TASK ITEM – For this exercise, print all of the data exactly as given.

Document page data –
■ ■ ■ ■ ■
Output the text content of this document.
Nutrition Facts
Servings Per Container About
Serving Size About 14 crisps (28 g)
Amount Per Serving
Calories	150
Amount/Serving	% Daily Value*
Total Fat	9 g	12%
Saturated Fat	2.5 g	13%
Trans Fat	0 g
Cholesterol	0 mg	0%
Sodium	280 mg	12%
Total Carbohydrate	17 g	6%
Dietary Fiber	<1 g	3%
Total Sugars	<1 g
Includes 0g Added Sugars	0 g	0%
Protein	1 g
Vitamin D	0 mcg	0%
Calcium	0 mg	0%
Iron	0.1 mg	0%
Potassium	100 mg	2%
■ ■ ■ ■ ■
SOLUTION TO THE PROBLEM –
Output the text content of this document.
Nutrition Facts
Servings Per Container About
Serving Size About 14 crisps (28 g)
Amount Per Serving
Calories	150
Amount/Serving	% Daily Value*
Total Fat	9 g	12%
Saturated Fat	2.5 g	13%
Trans Fat	0 g
Cholesterol	0 mg	0%
Sodium	280 mg	12%
Total Carbohydrate	17 g	6%
Dietary Fiber	<1 g	3%
Total Sugars	<1 g
Includes 0g Added Sugars	0 g	0%
Protein	1 g
Vitamin D	0 mcg	0%
Calcium	0 mg	0%
Iron	0.1 mg	0%
Potassium	100 mg	2%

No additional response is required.